(Recorded data)
------
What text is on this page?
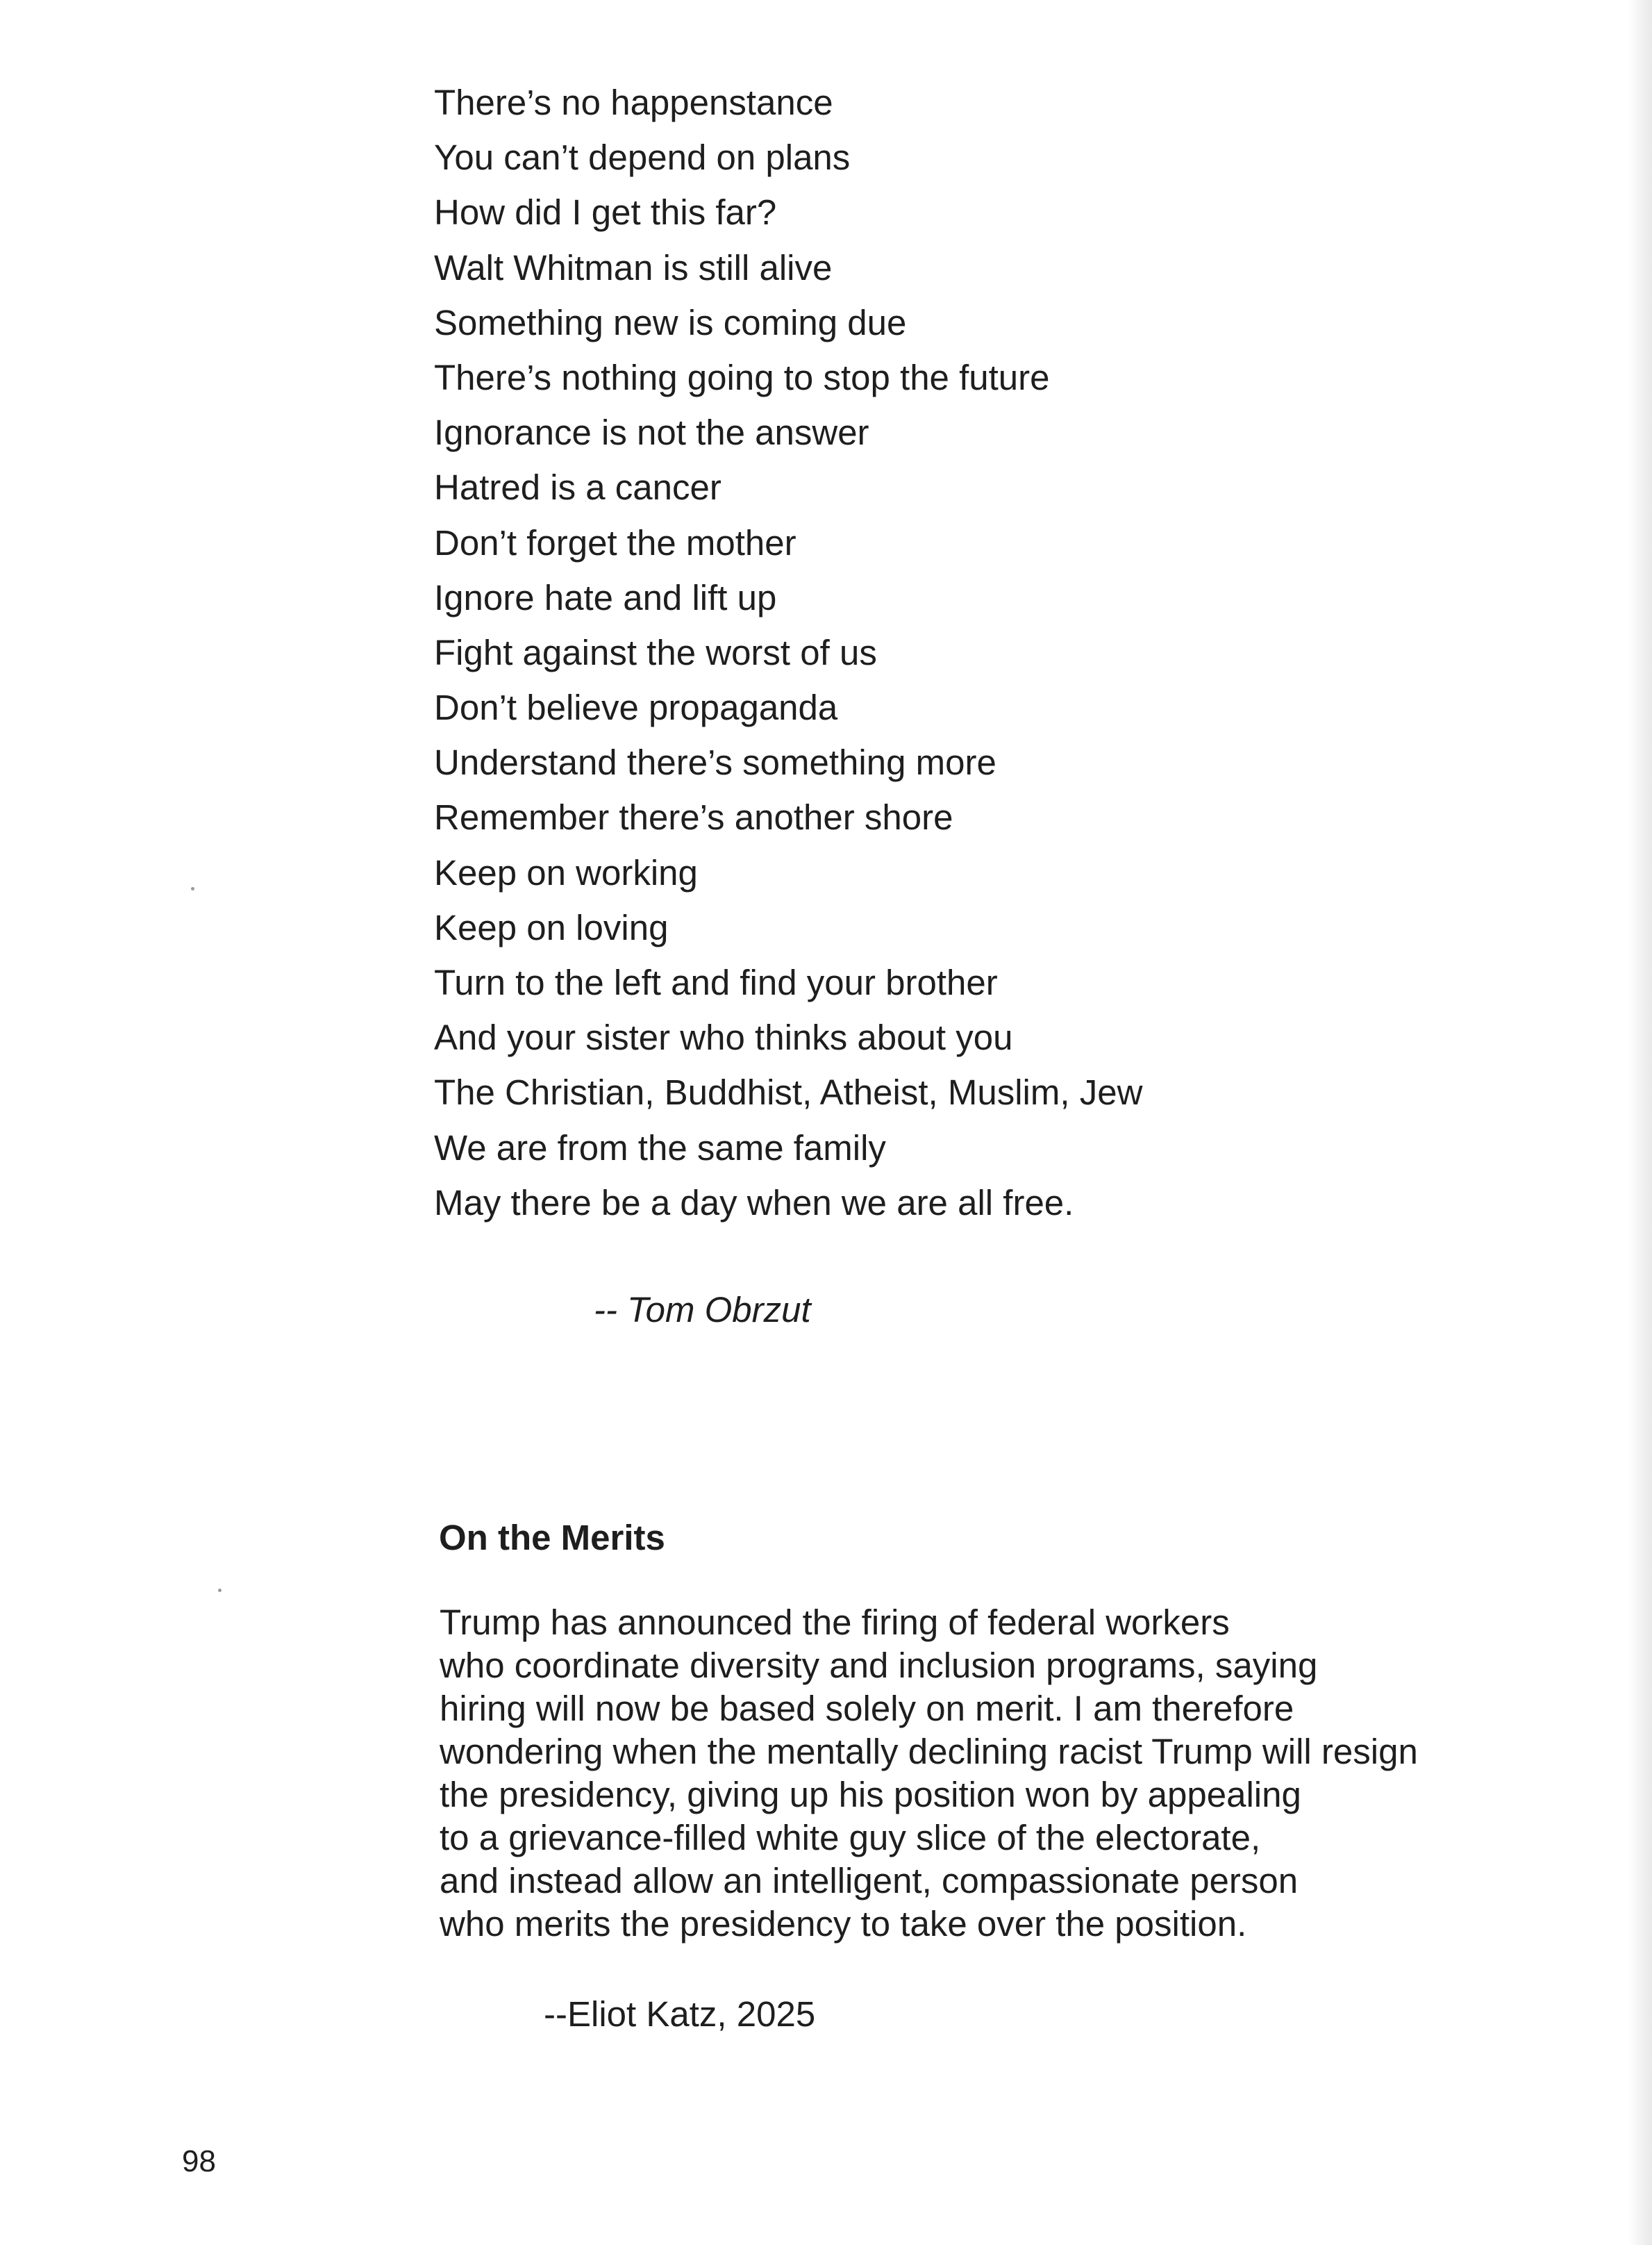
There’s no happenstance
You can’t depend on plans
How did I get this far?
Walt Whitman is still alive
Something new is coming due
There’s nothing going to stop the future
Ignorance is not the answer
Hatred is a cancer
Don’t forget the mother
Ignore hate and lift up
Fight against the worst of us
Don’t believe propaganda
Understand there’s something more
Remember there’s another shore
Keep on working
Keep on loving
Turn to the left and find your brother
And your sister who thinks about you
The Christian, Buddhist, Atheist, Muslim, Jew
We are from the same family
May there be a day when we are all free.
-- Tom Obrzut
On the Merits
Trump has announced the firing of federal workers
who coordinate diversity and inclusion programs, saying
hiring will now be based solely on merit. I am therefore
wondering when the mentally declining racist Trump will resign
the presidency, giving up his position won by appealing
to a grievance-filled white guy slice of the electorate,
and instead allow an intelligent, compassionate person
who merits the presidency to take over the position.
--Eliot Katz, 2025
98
------
* WHAT IS REQUIRED
In the records above, how many lines hold the string "Trump"? Reply with only the number.

* RESPONSE TO THE EXERCISE
2